▸ WORK TO DO: Set down the full listing exactly as given. Any pictures are to be left out.

★ ★ ★ ★ ★

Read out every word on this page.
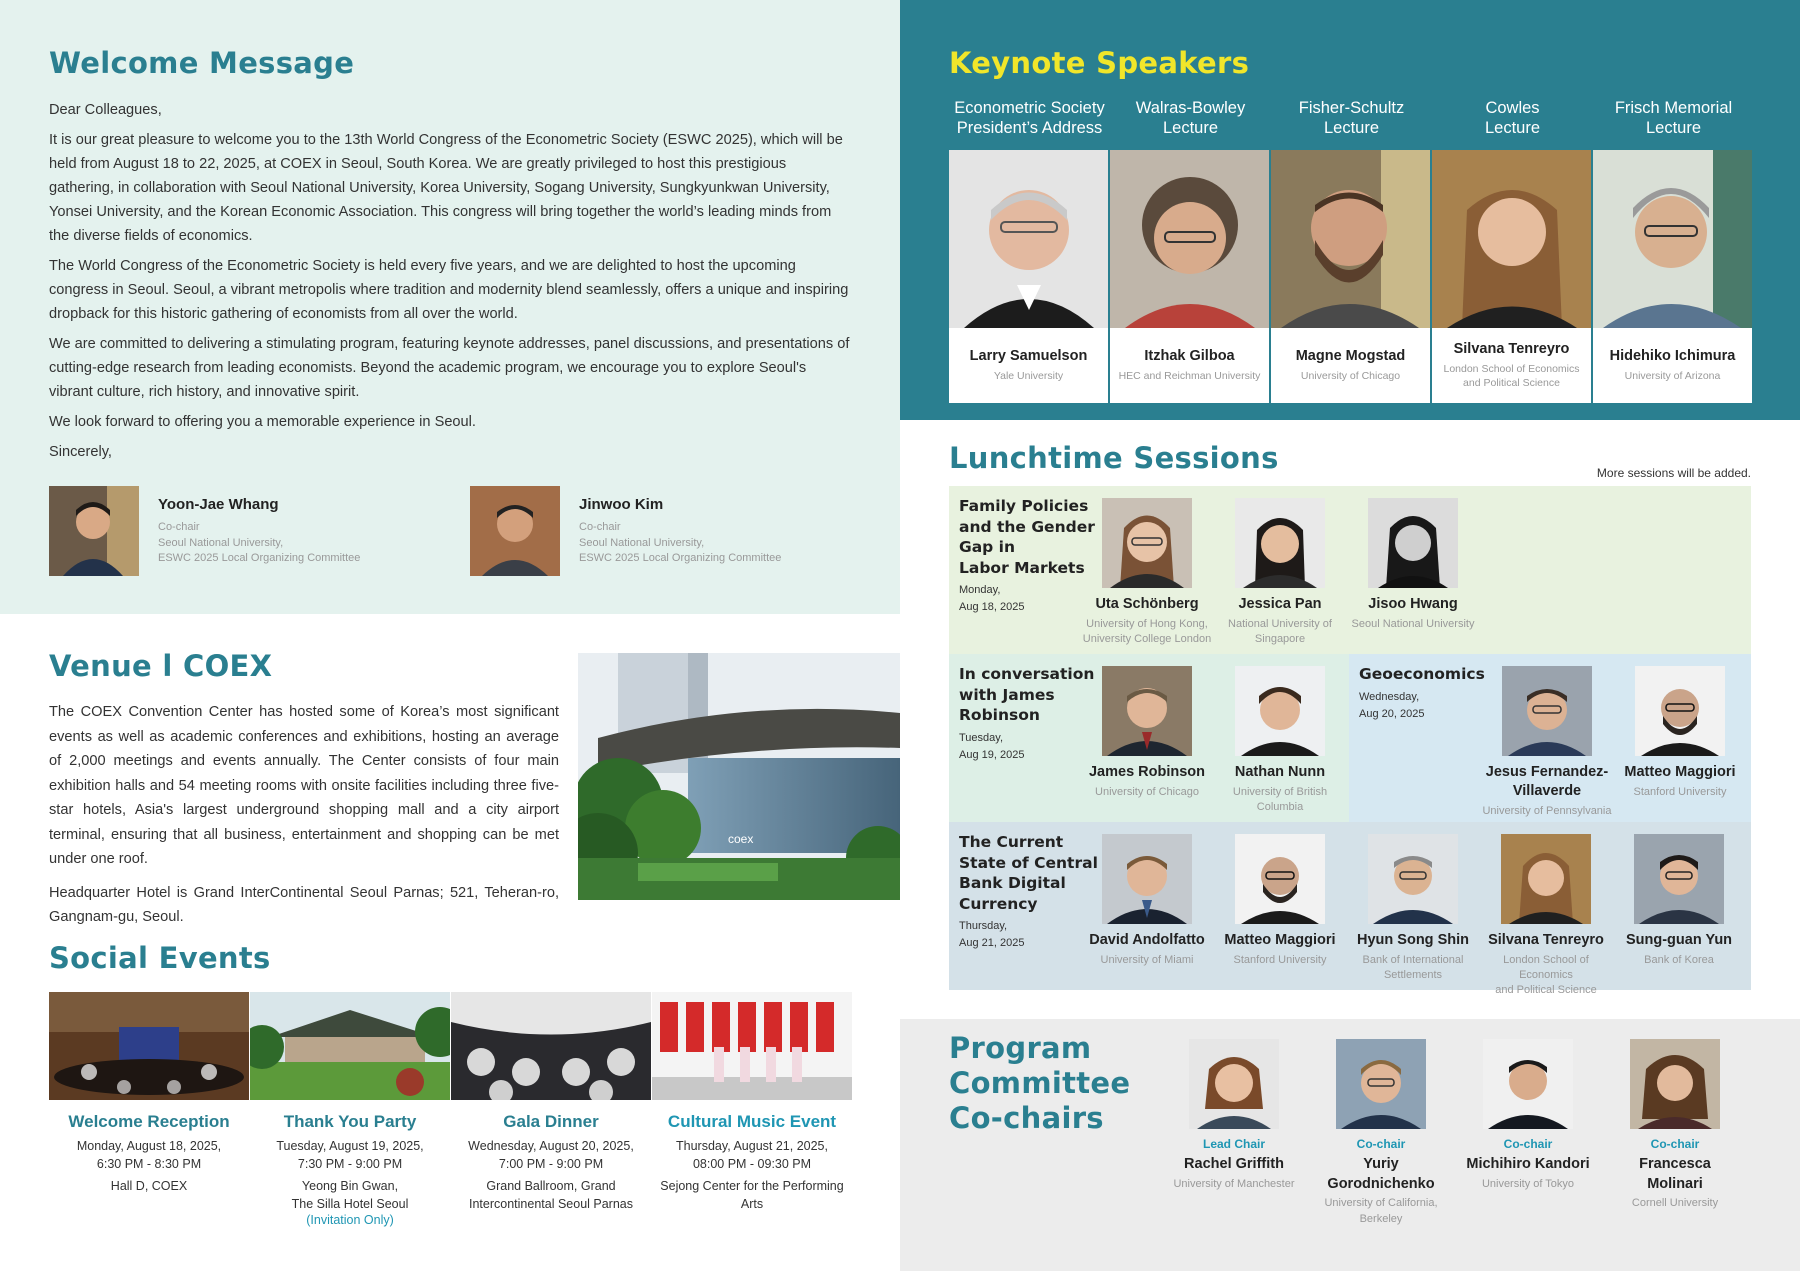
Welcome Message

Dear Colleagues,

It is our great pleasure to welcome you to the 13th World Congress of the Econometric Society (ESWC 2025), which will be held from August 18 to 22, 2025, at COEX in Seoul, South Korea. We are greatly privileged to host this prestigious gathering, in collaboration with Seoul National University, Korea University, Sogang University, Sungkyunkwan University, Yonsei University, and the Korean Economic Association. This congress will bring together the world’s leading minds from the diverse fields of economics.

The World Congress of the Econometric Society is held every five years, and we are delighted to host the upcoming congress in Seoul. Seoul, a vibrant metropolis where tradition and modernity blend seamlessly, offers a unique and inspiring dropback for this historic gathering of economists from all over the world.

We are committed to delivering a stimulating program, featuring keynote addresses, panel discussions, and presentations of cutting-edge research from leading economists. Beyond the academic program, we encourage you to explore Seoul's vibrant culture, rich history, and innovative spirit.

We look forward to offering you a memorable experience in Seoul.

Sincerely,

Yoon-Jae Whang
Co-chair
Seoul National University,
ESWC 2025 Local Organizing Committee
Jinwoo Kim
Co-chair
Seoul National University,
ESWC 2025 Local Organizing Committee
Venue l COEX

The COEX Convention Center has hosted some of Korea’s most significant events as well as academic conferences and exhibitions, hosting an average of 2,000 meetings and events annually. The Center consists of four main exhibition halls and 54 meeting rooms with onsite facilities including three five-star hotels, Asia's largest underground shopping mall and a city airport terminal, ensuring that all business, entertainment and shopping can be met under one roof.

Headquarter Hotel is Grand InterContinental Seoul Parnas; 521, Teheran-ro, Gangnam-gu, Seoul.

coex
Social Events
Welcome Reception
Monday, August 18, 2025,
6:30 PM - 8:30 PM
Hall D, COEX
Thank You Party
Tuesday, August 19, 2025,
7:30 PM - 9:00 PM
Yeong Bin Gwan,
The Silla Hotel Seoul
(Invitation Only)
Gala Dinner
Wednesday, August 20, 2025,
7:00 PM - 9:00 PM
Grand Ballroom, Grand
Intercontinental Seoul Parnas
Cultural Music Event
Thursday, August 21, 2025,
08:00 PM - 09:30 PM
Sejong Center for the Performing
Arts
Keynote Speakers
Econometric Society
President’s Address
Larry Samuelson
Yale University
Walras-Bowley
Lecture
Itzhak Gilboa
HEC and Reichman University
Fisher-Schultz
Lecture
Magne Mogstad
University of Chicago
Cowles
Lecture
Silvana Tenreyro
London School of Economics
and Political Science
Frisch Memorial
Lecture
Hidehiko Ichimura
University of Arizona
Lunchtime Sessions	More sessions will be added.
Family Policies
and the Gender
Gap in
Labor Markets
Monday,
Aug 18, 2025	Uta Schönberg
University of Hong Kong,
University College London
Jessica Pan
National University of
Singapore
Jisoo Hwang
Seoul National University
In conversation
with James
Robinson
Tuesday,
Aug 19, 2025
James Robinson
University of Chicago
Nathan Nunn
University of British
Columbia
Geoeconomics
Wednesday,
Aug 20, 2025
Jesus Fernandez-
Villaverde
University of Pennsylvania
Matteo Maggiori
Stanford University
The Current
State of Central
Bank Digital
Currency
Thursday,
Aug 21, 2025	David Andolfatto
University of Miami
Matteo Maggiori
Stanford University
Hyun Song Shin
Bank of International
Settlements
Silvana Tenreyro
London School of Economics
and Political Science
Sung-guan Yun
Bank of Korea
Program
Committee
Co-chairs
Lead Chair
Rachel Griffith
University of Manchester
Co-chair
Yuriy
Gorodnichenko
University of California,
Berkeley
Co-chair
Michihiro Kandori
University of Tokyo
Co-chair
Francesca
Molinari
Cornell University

★ ★ ★ ★ ★

▸ OUTPUT:
Read out every word on this page.
Welcome Message

Dear Colleagues,

It is our great pleasure to welcome you to the 13th World Congress of the Econometric Society (ESWC 2025), which will be held from August 18 to 22, 2025, at COEX in Seoul, South Korea. We are greatly privileged to host this prestigious gathering, in collaboration with Seoul National University, Korea University, Sogang University, Sungkyunkwan University, Yonsei University, and the Korean Economic Association. This congress will bring together the world’s leading minds from the diverse fields of economics.

The World Congress of the Econometric Society is held every five years, and we are delighted to host the upcoming congress in Seoul. Seoul, a vibrant metropolis where tradition and modernity blend seamlessly, offers a unique and inspiring dropback for this historic gathering of economists from all over the world.

We are committed to delivering a stimulating program, featuring keynote addresses, panel discussions, and presentations of cutting-edge research from leading economists. Beyond the academic program, we encourage you to explore Seoul's vibrant culture, rich history, and innovative spirit.

We look forward to offering you a memorable experience in Seoul.

Sincerely,

Yoon-Jae Whang
Co-chair
Seoul National University,
ESWC 2025 Local Organizing Committee
Jinwoo Kim
Co-chair
Seoul National University,
ESWC 2025 Local Organizing Committee
Venue l COEX

The COEX Convention Center has hosted some of Korea’s most significant events as well as academic conferences and exhibitions, hosting an average of 2,000 meetings and events annually. The Center consists of four main exhibition halls and 54 meeting rooms with onsite facilities including three five-star hotels, Asia's largest underground shopping mall and a city airport terminal, ensuring that all business, entertainment and shopping can be met under one roof.

Headquarter Hotel is Grand InterContinental Seoul Parnas; 521, Teheran-ro, Gangnam-gu, Seoul.

coex
Social Events
Welcome Reception
Monday, August 18, 2025,
6:30 PM - 8:30 PM
Hall D, COEX
Thank You Party
Tuesday, August 19, 2025,
7:30 PM - 9:00 PM
Yeong Bin Gwan,
The Silla Hotel Seoul
(Invitation Only)
Gala Dinner
Wednesday, August 20, 2025,
7:00 PM - 9:00 PM
Grand Ballroom, Grand
Intercontinental Seoul Parnas
Cultural Music Event
Thursday, August 21, 2025,
08:00 PM - 09:30 PM
Sejong Center for the Performing
Arts
Keynote Speakers
Econometric Society
President’s Address
Larry Samuelson
Yale University
Walras-Bowley
Lecture
Itzhak Gilboa
HEC and Reichman University
Fisher-Schultz
Lecture
Magne Mogstad
University of Chicago
Cowles
Lecture
Silvana Tenreyro
London School of Economics
and Political Science
Frisch Memorial
Lecture
Hidehiko Ichimura
University of Arizona
Lunchtime Sessions	More sessions will be added.
Family Policies
and the Gender
Gap in
Labor Markets
Monday,
Aug 18, 2025	Uta Schönberg
University of Hong Kong,
University College London
Jessica Pan
National University of
Singapore
Jisoo Hwang
Seoul National University
In conversation
with James
Robinson
Tuesday,
Aug 19, 2025
James Robinson
University of Chicago
Nathan Nunn
University of British
Columbia
Geoeconomics
Wednesday,
Aug 20, 2025
Jesus Fernandez-
Villaverde
University of Pennsylvania
Matteo Maggiori
Stanford University
The Current
State of Central
Bank Digital
Currency
Thursday,
Aug 21, 2025	David Andolfatto
University of Miami
Matteo Maggiori
Stanford University
Hyun Song Shin
Bank of International
Settlements
Silvana Tenreyro
London School of Economics
and Political Science
Sung-guan Yun
Bank of Korea
Program
Committee
Co-chairs
Lead Chair
Rachel Griffith
University of Manchester
Co-chair
Yuriy
Gorodnichenko
University of California,
Berkeley
Co-chair
Michihiro Kandori
University of Tokyo
Co-chair
Francesca
Molinari
Cornell University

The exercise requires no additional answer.